Exercise prompt:
Write out the data below in full. Keep it exact.

Available records:
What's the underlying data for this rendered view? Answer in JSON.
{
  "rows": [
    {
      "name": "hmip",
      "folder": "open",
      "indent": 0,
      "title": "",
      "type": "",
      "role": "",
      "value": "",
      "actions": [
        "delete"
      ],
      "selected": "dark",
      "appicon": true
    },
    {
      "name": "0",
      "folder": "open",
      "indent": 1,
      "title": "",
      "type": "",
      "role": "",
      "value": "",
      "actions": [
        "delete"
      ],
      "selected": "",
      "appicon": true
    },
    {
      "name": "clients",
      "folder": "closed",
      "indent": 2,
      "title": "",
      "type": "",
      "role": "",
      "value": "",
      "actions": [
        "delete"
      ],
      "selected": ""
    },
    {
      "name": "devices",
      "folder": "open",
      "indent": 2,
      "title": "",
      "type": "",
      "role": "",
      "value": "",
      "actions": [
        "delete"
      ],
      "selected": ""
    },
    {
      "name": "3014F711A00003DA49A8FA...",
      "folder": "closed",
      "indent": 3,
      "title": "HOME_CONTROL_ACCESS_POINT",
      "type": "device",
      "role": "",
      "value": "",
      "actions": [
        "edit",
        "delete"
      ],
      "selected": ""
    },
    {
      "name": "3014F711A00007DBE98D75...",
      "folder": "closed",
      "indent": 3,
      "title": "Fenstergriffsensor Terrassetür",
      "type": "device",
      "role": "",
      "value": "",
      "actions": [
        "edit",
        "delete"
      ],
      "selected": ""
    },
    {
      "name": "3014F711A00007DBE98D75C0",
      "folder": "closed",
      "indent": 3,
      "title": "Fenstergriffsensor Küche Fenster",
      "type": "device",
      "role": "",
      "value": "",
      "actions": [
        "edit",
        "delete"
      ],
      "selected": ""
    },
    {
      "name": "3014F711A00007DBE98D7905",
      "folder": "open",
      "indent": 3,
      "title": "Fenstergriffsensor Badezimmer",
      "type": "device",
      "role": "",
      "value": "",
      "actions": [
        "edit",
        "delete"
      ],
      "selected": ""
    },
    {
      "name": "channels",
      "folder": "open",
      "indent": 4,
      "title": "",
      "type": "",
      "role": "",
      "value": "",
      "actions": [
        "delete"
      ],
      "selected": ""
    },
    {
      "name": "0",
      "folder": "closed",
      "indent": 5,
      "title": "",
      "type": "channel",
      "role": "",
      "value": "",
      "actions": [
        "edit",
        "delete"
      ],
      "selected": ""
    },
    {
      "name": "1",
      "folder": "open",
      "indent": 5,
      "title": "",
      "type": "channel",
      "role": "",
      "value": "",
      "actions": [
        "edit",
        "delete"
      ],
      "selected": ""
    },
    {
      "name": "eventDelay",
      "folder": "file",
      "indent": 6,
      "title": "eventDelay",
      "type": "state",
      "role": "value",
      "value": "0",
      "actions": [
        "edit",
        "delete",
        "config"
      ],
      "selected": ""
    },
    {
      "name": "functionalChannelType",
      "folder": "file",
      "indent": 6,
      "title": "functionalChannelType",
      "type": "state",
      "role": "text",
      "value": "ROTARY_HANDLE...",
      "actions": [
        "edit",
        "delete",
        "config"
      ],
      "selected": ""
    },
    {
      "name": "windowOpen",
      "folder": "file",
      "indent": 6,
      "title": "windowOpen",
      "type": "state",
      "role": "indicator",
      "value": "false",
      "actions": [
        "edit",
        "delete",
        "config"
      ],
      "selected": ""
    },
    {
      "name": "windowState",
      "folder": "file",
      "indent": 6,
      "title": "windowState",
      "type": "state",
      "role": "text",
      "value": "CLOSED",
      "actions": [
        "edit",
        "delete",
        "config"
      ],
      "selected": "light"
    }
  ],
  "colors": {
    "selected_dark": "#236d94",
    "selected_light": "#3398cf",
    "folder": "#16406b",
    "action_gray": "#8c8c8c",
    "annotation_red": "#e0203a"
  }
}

The reply:
What's the underlying data for this rendered view? Answer in JSON.
{
  "rows": [
    {
      "name": "hmip",
      "folder": "open",
      "indent": 0,
      "title": "",
      "type": "",
      "role": "",
      "value": "",
      "actions": [
        "delete"
      ],
      "selected": "dark",
      "appicon": true
    },
    {
      "name": "0",
      "folder": "open",
      "indent": 1,
      "title": "",
      "type": "",
      "role": "",
      "value": "",
      "actions": [
        "delete"
      ],
      "selected": "",
      "appicon": true
    },
    {
      "name": "clients",
      "folder": "closed",
      "indent": 2,
      "title": "",
      "type": "",
      "role": "",
      "value": "",
      "actions": [
        "delete"
      ],
      "selected": ""
    },
    {
      "name": "devices",
      "folder": "open",
      "indent": 2,
      "title": "",
      "type": "",
      "role": "",
      "value": "",
      "actions": [
        "delete"
      ],
      "selected": ""
    },
    {
      "name": "3014F711A00003DA49A8FA...",
      "folder": "closed",
      "indent": 3,
      "title": "HOME_CONTROL_ACCESS_POINT",
      "type": "device",
      "role": "",
      "value": "",
      "actions": [
        "edit",
        "delete"
      ],
      "selected": ""
    },
    {
      "name": "3014F711A00007DBE98D75...",
      "folder": "closed",
      "indent": 3,
      "title": "Fenstergriffsensor Terrassetür",
      "type": "device",
      "role": "",
      "value": "",
      "actions": [
        "edit",
        "delete"
      ],
      "selected": ""
    },
    {
      "name": "3014F711A00007DBE98D75C0",
      "folder": "closed",
      "indent": 3,
      "title": "Fenstergriffsensor Küche Fenster",
      "type": "device",
      "role": "",
      "value": "",
      "actions": [
        "edit",
        "delete"
      ],
      "selected": ""
    },
    {
      "name": "3014F711A00007DBE98D7905",
      "folder": "open",
      "indent": 3,
      "title": "Fenstergriffsensor Badezimmer",
      "type": "device",
      "role": "",
      "value": "",
      "actions": [
        "edit",
        "delete"
      ],
      "selected": ""
    },
    {
      "name": "channels",
      "folder": "open",
      "indent": 4,
      "title": "",
      "type": "",
      "role": "",
      "value": "",
      "actions": [
        "delete"
      ],
      "selected": ""
    },
    {
      "name": "0",
      "folder": "closed",
      "indent": 5,
      "title": "",
      "type": "channel",
      "role": "",
      "value": "",
      "actions": [
        "edit",
        "delete"
      ],
      "selected": ""
    },
    {
      "name": "1",
      "folder": "open",
      "indent": 5,
      "title": "",
      "type": "channel",
      "role": "",
      "value": "",
      "actions": [
        "edit",
        "delete"
      ],
      "selected": ""
    },
    {
      "name": "eventDelay",
      "folder": "file",
      "indent": 6,
      "title": "eventDelay",
      "type": "state",
      "role": "value",
      "value": "0",
      "actions": [
        "edit",
        "delete",
        "config"
      ],
      "selected": ""
    },
    {
      "name": "functionalChannelType",
      "folder": "file",
      "indent": 6,
      "title": "functionalChannelType",
      "type": "state",
      "role": "text",
      "value": "ROTARY_HANDLE...",
      "actions": [
        "edit",
        "delete",
        "config"
      ],
      "selected": ""
    },
    {
      "name": "windowOpen",
      "folder": "file",
      "indent": 6,
      "title": "windowOpen",
      "type": "state",
      "role": "indicator",
      "value": "false",
      "actions": [
        "edit",
        "delete",
        "config"
      ],
      "selected": ""
    },
    {
      "name": "windowState",
      "folder": "file",
      "indent": 6,
      "title": "windowState",
      "type": "state",
      "role": "text",
      "value": "CLOSED",
      "actions": [
        "edit",
        "delete",
        "config"
      ],
      "selected": "light"
    }
  ],
  "colors": {
    "selected_dark": "#236d94",
    "selected_light": "#3398cf",
    "folder": "#16406b",
    "action_gray": "#8c8c8c",
    "annotation_red": "#e0203a"
  }
}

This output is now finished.